Start

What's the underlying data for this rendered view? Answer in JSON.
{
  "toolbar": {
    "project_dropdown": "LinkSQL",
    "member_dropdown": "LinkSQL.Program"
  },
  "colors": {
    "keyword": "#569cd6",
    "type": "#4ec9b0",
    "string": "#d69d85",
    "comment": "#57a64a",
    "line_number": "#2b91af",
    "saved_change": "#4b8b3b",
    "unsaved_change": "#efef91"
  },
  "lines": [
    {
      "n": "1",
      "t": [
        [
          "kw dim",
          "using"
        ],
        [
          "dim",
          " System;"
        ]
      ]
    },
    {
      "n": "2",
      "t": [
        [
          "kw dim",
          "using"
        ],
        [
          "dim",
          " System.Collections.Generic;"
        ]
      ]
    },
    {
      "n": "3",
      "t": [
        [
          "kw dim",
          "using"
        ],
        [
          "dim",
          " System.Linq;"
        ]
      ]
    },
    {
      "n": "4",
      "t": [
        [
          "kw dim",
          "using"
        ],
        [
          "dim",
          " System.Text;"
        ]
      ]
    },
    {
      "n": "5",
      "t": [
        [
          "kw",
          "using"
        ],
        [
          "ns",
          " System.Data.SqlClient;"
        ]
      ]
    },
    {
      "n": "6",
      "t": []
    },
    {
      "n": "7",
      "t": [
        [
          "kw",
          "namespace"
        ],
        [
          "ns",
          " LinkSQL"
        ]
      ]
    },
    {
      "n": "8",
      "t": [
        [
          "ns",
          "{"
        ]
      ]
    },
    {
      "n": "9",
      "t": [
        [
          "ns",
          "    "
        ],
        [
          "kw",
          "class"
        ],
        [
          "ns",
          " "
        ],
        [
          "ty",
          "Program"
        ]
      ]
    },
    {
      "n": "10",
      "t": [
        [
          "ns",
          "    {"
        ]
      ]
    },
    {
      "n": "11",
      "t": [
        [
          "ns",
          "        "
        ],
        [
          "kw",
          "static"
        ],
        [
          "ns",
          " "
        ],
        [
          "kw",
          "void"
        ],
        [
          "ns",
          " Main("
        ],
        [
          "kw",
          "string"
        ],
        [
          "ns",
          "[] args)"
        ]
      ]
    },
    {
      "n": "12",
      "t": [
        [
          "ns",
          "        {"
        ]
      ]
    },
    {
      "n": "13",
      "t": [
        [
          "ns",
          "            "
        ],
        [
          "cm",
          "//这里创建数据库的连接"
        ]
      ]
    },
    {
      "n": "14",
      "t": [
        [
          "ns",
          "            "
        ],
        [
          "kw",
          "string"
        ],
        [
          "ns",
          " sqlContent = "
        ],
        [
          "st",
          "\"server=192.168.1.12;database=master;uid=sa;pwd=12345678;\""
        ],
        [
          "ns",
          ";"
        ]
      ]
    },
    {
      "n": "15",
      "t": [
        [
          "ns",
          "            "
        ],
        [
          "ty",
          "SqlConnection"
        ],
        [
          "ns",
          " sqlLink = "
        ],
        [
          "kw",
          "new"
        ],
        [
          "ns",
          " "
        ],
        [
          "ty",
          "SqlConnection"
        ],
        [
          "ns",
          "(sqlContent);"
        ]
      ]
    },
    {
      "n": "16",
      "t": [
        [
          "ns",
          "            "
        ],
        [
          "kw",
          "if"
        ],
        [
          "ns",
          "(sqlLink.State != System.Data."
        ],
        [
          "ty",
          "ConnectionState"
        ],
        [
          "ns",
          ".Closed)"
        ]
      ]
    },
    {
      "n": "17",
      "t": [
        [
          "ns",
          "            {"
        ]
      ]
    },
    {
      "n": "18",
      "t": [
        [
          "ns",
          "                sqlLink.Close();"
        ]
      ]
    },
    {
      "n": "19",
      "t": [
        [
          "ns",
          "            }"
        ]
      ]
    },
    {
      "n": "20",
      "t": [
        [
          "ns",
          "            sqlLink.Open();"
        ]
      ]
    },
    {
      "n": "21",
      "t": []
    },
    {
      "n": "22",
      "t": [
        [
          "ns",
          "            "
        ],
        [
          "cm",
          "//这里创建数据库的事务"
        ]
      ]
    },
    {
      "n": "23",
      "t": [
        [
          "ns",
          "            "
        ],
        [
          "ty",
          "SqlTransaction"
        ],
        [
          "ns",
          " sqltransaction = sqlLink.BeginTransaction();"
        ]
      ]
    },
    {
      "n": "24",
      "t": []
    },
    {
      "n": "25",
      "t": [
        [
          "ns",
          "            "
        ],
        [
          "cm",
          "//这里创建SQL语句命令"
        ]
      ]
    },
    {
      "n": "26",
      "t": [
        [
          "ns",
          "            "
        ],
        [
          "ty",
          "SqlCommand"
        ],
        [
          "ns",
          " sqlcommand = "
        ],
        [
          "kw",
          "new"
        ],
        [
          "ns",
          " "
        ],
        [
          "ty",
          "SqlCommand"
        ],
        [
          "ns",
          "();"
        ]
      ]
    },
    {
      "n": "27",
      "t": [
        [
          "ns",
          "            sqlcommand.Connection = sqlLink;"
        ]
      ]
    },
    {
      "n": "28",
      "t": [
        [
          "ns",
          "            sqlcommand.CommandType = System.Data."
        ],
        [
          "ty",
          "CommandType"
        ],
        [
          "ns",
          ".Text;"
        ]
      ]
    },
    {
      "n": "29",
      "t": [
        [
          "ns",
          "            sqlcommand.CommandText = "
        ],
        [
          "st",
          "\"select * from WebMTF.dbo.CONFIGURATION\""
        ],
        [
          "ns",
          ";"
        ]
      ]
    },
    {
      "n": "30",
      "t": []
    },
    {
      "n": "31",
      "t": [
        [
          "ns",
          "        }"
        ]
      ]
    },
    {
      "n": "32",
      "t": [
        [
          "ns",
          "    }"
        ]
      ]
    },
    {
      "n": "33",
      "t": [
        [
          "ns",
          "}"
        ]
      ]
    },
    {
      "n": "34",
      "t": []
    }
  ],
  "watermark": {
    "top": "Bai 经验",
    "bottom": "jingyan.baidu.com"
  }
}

End

Task brief
Extract each line of the material exactly as it stands.

Task result
What's the underlying data for this rendered view? Answer in JSON.
{
  "toolbar": {
    "project_dropdown": "LinkSQL",
    "member_dropdown": "LinkSQL.Program"
  },
  "colors": {
    "keyword": "#569cd6",
    "type": "#4ec9b0",
    "string": "#d69d85",
    "comment": "#57a64a",
    "line_number": "#2b91af",
    "saved_change": "#4b8b3b",
    "unsaved_change": "#efef91"
  },
  "lines": [
    {
      "n": "1",
      "t": [
        [
          "kw dim",
          "using"
        ],
        [
          "dim",
          " System;"
        ]
      ]
    },
    {
      "n": "2",
      "t": [
        [
          "kw dim",
          "using"
        ],
        [
          "dim",
          " System.Collections.Generic;"
        ]
      ]
    },
    {
      "n": "3",
      "t": [
        [
          "kw dim",
          "using"
        ],
        [
          "dim",
          " System.Linq;"
        ]
      ]
    },
    {
      "n": "4",
      "t": [
        [
          "kw dim",
          "using"
        ],
        [
          "dim",
          " System.Text;"
        ]
      ]
    },
    {
      "n": "5",
      "t": [
        [
          "kw",
          "using"
        ],
        [
          "ns",
          " System.Data.SqlClient;"
        ]
      ]
    },
    {
      "n": "6",
      "t": []
    },
    {
      "n": "7",
      "t": [
        [
          "kw",
          "namespace"
        ],
        [
          "ns",
          " LinkSQL"
        ]
      ]
    },
    {
      "n": "8",
      "t": [
        [
          "ns",
          "{"
        ]
      ]
    },
    {
      "n": "9",
      "t": [
        [
          "ns",
          "    "
        ],
        [
          "kw",
          "class"
        ],
        [
          "ns",
          " "
        ],
        [
          "ty",
          "Program"
        ]
      ]
    },
    {
      "n": "10",
      "t": [
        [
          "ns",
          "    {"
        ]
      ]
    },
    {
      "n": "11",
      "t": [
        [
          "ns",
          "        "
        ],
        [
          "kw",
          "static"
        ],
        [
          "ns",
          " "
        ],
        [
          "kw",
          "void"
        ],
        [
          "ns",
          " Main("
        ],
        [
          "kw",
          "string"
        ],
        [
          "ns",
          "[] args)"
        ]
      ]
    },
    {
      "n": "12",
      "t": [
        [
          "ns",
          "        {"
        ]
      ]
    },
    {
      "n": "13",
      "t": [
        [
          "ns",
          "            "
        ],
        [
          "cm",
          "//这里创建数据库的连接"
        ]
      ]
    },
    {
      "n": "14",
      "t": [
        [
          "ns",
          "            "
        ],
        [
          "kw",
          "string"
        ],
        [
          "ns",
          " sqlContent = "
        ],
        [
          "st",
          "\"server=192.168.1.12;database=master;uid=sa;pwd=12345678;\""
        ],
        [
          "ns",
          ";"
        ]
      ]
    },
    {
      "n": "15",
      "t": [
        [
          "ns",
          "            "
        ],
        [
          "ty",
          "SqlConnection"
        ],
        [
          "ns",
          " sqlLink = "
        ],
        [
          "kw",
          "new"
        ],
        [
          "ns",
          " "
        ],
        [
          "ty",
          "SqlConnection"
        ],
        [
          "ns",
          "(sqlContent);"
        ]
      ]
    },
    {
      "n": "16",
      "t": [
        [
          "ns",
          "            "
        ],
        [
          "kw",
          "if"
        ],
        [
          "ns",
          "(sqlLink.State != System.Data."
        ],
        [
          "ty",
          "ConnectionState"
        ],
        [
          "ns",
          ".Closed)"
        ]
      ]
    },
    {
      "n": "17",
      "t": [
        [
          "ns",
          "            {"
        ]
      ]
    },
    {
      "n": "18",
      "t": [
        [
          "ns",
          "                sqlLink.Close();"
        ]
      ]
    },
    {
      "n": "19",
      "t": [
        [
          "ns",
          "            }"
        ]
      ]
    },
    {
      "n": "20",
      "t": [
        [
          "ns",
          "            sqlLink.Open();"
        ]
      ]
    },
    {
      "n": "21",
      "t": []
    },
    {
      "n": "22",
      "t": [
        [
          "ns",
          "            "
        ],
        [
          "cm",
          "//这里创建数据库的事务"
        ]
      ]
    },
    {
      "n": "23",
      "t": [
        [
          "ns",
          "            "
        ],
        [
          "ty",
          "SqlTransaction"
        ],
        [
          "ns",
          " sqltransaction = sqlLink.BeginTransaction();"
        ]
      ]
    },
    {
      "n": "24",
      "t": []
    },
    {
      "n": "25",
      "t": [
        [
          "ns",
          "            "
        ],
        [
          "cm",
          "//这里创建SQL语句命令"
        ]
      ]
    },
    {
      "n": "26",
      "t": [
        [
          "ns",
          "            "
        ],
        [
          "ty",
          "SqlCommand"
        ],
        [
          "ns",
          " sqlcommand = "
        ],
        [
          "kw",
          "new"
        ],
        [
          "ns",
          " "
        ],
        [
          "ty",
          "SqlCommand"
        ],
        [
          "ns",
          "();"
        ]
      ]
    },
    {
      "n": "27",
      "t": [
        [
          "ns",
          "            sqlcommand.Connection = sqlLink;"
        ]
      ]
    },
    {
      "n": "28",
      "t": [
        [
          "ns",
          "            sqlcommand.CommandType = System.Data."
        ],
        [
          "ty",
          "CommandType"
        ],
        [
          "ns",
          ".Text;"
        ]
      ]
    },
    {
      "n": "29",
      "t": [
        [
          "ns",
          "            sqlcommand.CommandText = "
        ],
        [
          "st",
          "\"select * from WebMTF.dbo.CONFIGURATION\""
        ],
        [
          "ns",
          ";"
        ]
      ]
    },
    {
      "n": "30",
      "t": []
    },
    {
      "n": "31",
      "t": [
        [
          "ns",
          "        }"
        ]
      ]
    },
    {
      "n": "32",
      "t": [
        [
          "ns",
          "    }"
        ]
      ]
    },
    {
      "n": "33",
      "t": [
        [
          "ns",
          "}"
        ]
      ]
    },
    {
      "n": "34",
      "t": []
    }
  ],
  "watermark": {
    "top": "Bai 经验",
    "bottom": "jingyan.baidu.com"
  }
}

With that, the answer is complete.